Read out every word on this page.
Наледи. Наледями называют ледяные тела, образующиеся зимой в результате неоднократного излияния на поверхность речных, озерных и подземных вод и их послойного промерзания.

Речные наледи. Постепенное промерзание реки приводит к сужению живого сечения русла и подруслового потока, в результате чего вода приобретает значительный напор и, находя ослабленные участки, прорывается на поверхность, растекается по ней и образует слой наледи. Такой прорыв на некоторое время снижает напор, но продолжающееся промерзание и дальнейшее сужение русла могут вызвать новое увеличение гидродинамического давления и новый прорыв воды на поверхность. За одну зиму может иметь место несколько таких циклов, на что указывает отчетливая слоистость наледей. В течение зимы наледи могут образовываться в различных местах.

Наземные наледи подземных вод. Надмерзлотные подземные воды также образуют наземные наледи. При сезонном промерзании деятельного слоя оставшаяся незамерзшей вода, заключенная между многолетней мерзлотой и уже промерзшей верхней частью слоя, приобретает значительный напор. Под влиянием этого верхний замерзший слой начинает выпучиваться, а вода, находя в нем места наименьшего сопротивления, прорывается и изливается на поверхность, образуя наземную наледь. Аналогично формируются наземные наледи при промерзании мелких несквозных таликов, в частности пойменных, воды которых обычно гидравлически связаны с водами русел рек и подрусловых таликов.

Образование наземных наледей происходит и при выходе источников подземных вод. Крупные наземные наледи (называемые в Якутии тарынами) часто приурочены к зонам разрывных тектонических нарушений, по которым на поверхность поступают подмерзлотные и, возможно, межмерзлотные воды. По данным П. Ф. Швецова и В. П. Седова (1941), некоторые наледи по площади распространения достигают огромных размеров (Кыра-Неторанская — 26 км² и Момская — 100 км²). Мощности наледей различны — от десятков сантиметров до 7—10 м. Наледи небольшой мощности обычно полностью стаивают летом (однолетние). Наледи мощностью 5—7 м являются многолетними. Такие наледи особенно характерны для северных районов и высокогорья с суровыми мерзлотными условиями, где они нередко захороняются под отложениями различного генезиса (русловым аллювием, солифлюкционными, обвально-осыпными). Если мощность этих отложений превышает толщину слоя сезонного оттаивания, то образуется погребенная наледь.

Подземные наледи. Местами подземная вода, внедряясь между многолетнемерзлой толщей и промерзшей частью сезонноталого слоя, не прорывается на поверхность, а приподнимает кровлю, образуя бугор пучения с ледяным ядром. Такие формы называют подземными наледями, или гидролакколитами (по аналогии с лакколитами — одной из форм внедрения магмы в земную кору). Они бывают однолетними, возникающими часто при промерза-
_ _ _ _
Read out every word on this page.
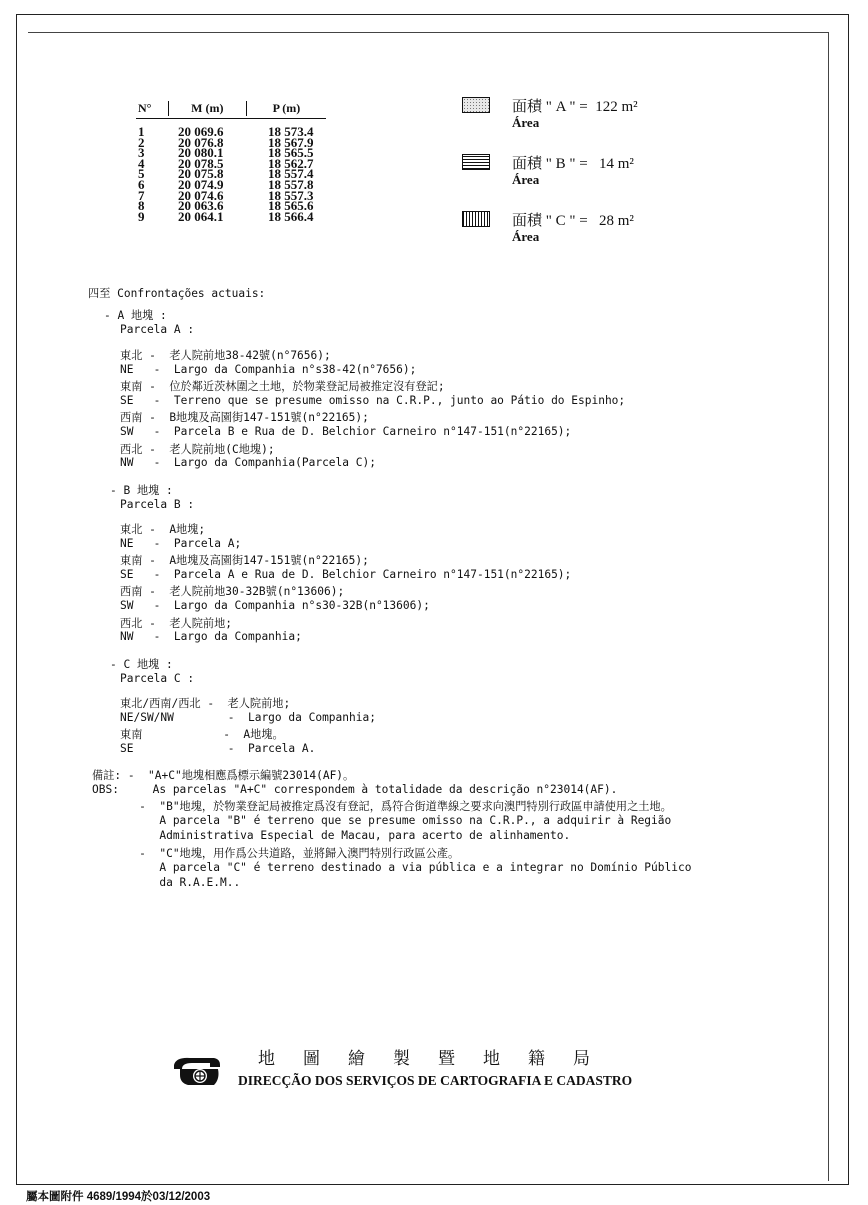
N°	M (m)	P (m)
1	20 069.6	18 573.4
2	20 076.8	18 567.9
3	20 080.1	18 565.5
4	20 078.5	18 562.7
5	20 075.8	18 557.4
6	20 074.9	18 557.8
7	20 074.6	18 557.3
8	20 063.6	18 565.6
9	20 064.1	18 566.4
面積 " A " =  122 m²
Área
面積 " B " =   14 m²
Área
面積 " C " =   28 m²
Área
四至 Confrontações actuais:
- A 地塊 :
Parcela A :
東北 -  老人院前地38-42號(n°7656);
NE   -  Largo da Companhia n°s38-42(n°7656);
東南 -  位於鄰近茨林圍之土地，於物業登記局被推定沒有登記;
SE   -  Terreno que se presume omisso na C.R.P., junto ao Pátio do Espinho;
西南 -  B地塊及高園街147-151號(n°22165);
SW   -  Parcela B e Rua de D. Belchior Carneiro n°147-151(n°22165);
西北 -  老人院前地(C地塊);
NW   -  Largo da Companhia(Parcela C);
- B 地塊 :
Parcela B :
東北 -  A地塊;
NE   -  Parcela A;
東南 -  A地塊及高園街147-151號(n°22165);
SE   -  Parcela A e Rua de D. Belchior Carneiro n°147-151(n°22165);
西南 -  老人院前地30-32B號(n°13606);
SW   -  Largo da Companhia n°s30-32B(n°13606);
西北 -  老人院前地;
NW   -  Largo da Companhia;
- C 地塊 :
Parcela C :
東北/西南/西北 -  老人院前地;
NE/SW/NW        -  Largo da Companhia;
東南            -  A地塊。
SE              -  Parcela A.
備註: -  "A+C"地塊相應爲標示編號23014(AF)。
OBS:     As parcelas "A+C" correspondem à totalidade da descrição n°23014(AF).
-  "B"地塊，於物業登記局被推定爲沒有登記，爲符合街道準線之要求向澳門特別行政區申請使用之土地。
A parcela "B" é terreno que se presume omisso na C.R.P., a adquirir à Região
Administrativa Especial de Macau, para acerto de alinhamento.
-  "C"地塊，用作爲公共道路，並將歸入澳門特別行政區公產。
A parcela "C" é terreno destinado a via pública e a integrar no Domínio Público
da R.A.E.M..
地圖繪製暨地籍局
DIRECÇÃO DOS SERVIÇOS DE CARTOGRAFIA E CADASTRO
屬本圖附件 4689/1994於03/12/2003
_ _ _ _
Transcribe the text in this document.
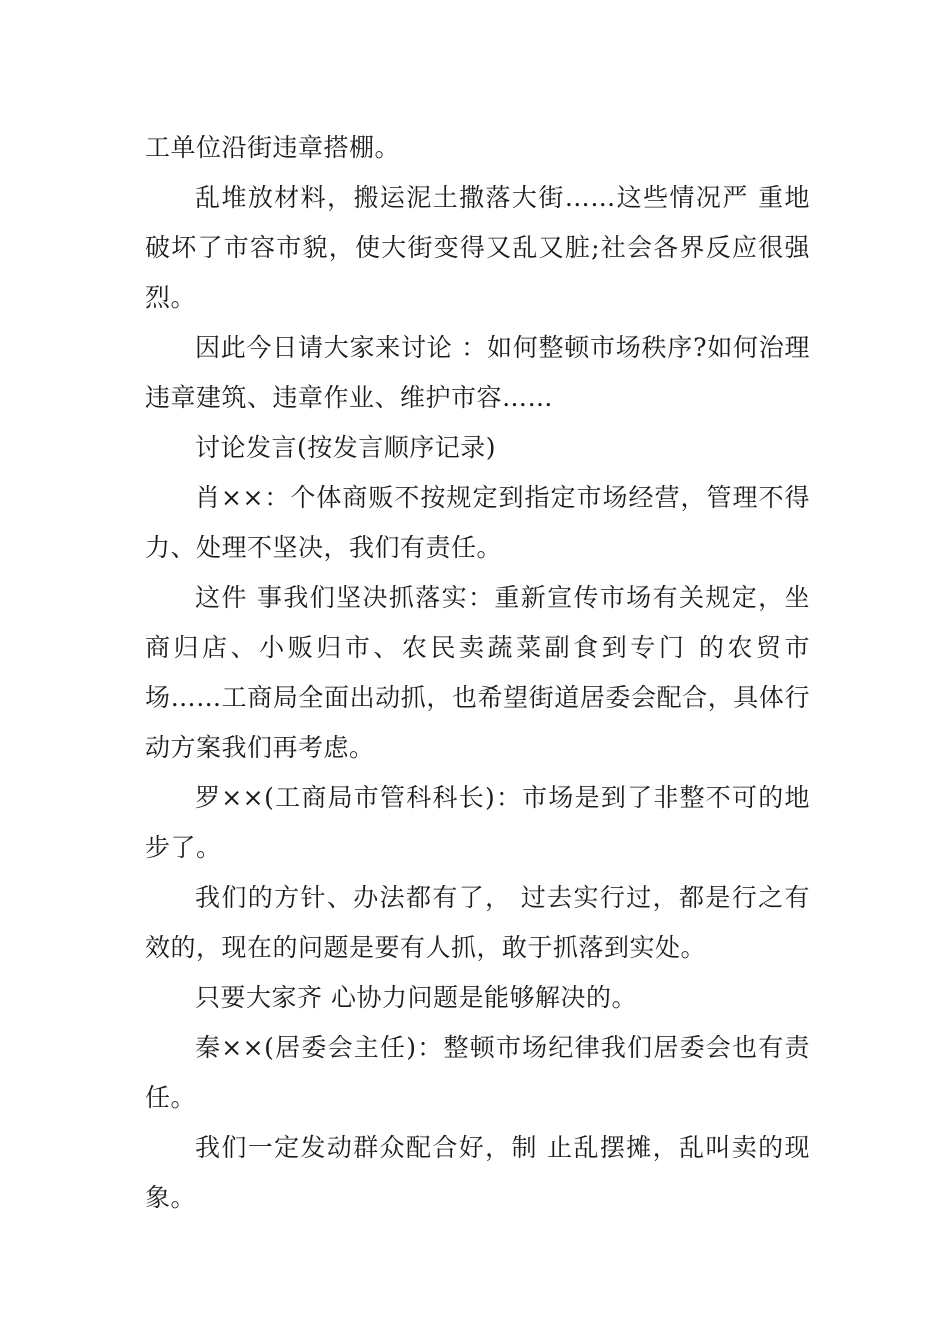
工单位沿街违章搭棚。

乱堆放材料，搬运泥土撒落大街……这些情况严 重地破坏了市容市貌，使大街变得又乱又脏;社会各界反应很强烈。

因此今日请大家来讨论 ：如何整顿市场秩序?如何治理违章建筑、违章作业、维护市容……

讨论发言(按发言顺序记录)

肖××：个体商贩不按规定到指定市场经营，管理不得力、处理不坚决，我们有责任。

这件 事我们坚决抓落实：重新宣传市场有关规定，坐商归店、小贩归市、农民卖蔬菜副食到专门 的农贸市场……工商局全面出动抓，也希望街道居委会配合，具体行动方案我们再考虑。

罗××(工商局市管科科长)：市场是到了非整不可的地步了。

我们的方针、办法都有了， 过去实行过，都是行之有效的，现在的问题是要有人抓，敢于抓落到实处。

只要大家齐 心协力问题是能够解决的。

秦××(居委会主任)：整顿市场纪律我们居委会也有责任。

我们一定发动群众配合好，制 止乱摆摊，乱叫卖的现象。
_ _ _ _
### Your task
Check every line in the material above for the string "omisso", then give only the number of lines that have it.

### Solution for this task
2